*Stored data entries:*
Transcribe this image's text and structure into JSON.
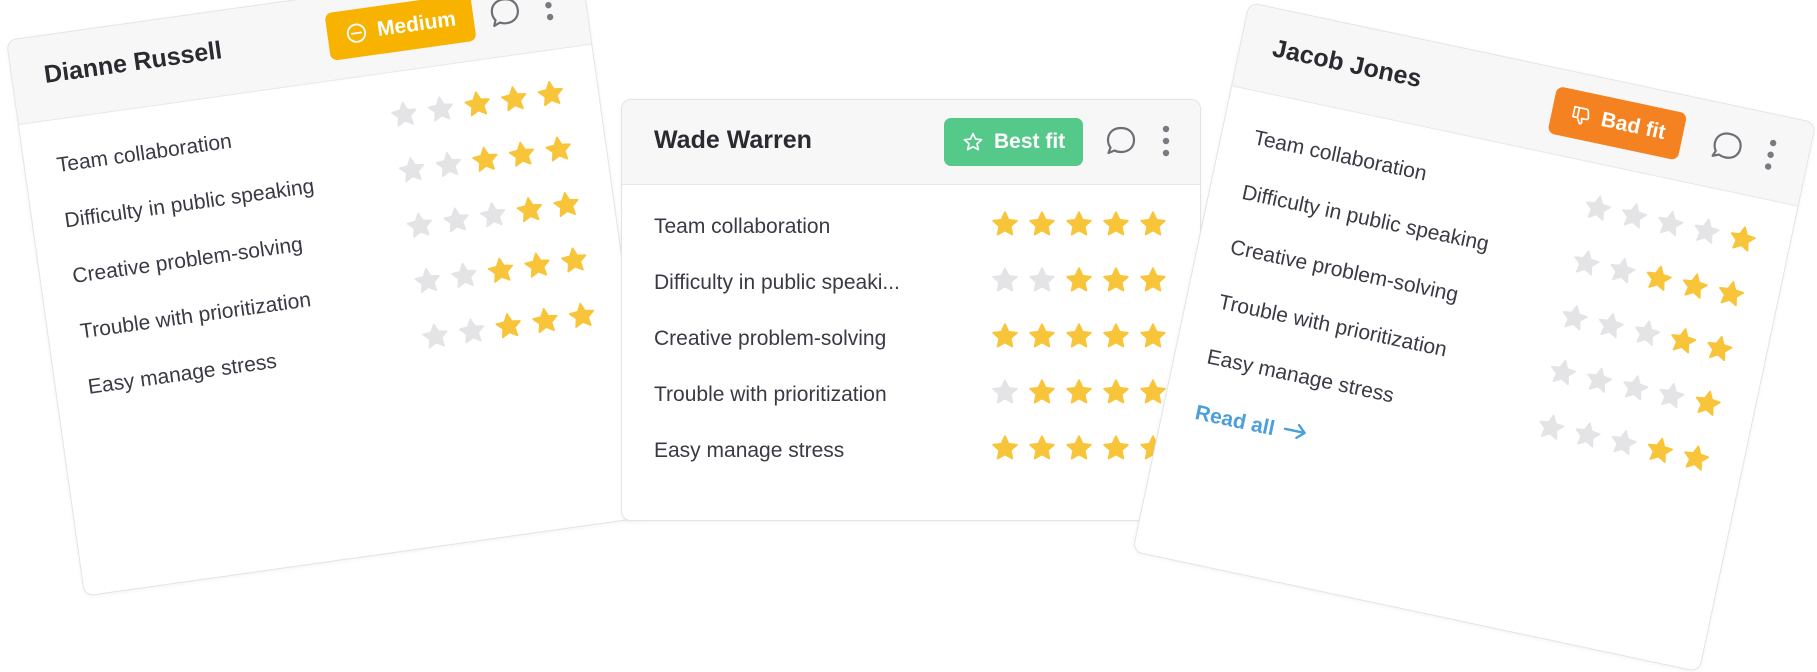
{
  "colors": {
    "star_filled": "#f8c53a",
    "star_empty": "#e4e4e6",
    "badge_medium": "#f8b300",
    "badge_best_fit": "#55c98a",
    "badge_bad_fit": "#f58220",
    "link": "#4d9fdb"
  },
  "cards": [
    {
      "name": "Dianne Russell",
      "badge": {
        "label": "Medium",
        "icon": "minus-circle-icon"
      },
      "criteria": [
        {
          "label": "Team collaboration",
          "rating": 3
        },
        {
          "label": "Difficulty in public speaking",
          "rating": 3
        },
        {
          "label": "Creative problem-solving",
          "rating": 2
        },
        {
          "label": "Trouble with prioritization",
          "rating": 3
        },
        {
          "label": "Easy manage stress",
          "rating": 3
        }
      ]
    },
    {
      "name": "Wade Warren",
      "badge": {
        "label": "Best fit",
        "icon": "star-outline-icon"
      },
      "criteria": [
        {
          "label": "Team collaboration",
          "rating": 5
        },
        {
          "label": "Difficulty in public speaki...",
          "rating": 3
        },
        {
          "label": "Creative problem-solving",
          "rating": 5
        },
        {
          "label": "Trouble with prioritization",
          "rating": 4
        },
        {
          "label": "Easy manage stress",
          "rating": 5
        }
      ]
    },
    {
      "name": "Jacob Jones",
      "badge": {
        "label": "Bad fit",
        "icon": "thumbs-down-icon"
      },
      "criteria": [
        {
          "label": "Team collaboration",
          "rating": 1
        },
        {
          "label": "Difficulty in public speaking",
          "rating": 3
        },
        {
          "label": "Creative problem-solving",
          "rating": 2
        },
        {
          "label": "Trouble with prioritization",
          "rating": 1
        },
        {
          "label": "Easy manage stress",
          "rating": 2
        }
      ],
      "read_all": "Read all"
    }
  ]
}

*WRITTEN EXERCISE:* All of the material above should be reproduced exactly, except the pictures.

*EXPECTED OUTPUT:*
Transcribe this image's text and structure into JSON.
{
  "colors": {
    "star_filled": "#f8c53a",
    "star_empty": "#e4e4e6",
    "badge_medium": "#f8b300",
    "badge_best_fit": "#55c98a",
    "badge_bad_fit": "#f58220",
    "link": "#4d9fdb"
  },
  "cards": [
    {
      "name": "Dianne Russell",
      "badge": {
        "label": "Medium",
        "icon": "minus-circle-icon"
      },
      "criteria": [
        {
          "label": "Team collaboration",
          "rating": 3
        },
        {
          "label": "Difficulty in public speaking",
          "rating": 3
        },
        {
          "label": "Creative problem-solving",
          "rating": 2
        },
        {
          "label": "Trouble with prioritization",
          "rating": 3
        },
        {
          "label": "Easy manage stress",
          "rating": 3
        }
      ]
    },
    {
      "name": "Wade Warren",
      "badge": {
        "label": "Best fit",
        "icon": "star-outline-icon"
      },
      "criteria": [
        {
          "label": "Team collaboration",
          "rating": 5
        },
        {
          "label": "Difficulty in public speaki...",
          "rating": 3
        },
        {
          "label": "Creative problem-solving",
          "rating": 5
        },
        {
          "label": "Trouble with prioritization",
          "rating": 4
        },
        {
          "label": "Easy manage stress",
          "rating": 5
        }
      ]
    },
    {
      "name": "Jacob Jones",
      "badge": {
        "label": "Bad fit",
        "icon": "thumbs-down-icon"
      },
      "criteria": [
        {
          "label": "Team collaboration",
          "rating": 1
        },
        {
          "label": "Difficulty in public speaking",
          "rating": 3
        },
        {
          "label": "Creative problem-solving",
          "rating": 2
        },
        {
          "label": "Trouble with prioritization",
          "rating": 1
        },
        {
          "label": "Easy manage stress",
          "rating": 2
        }
      ],
      "read_all": "Read all"
    }
  ]
}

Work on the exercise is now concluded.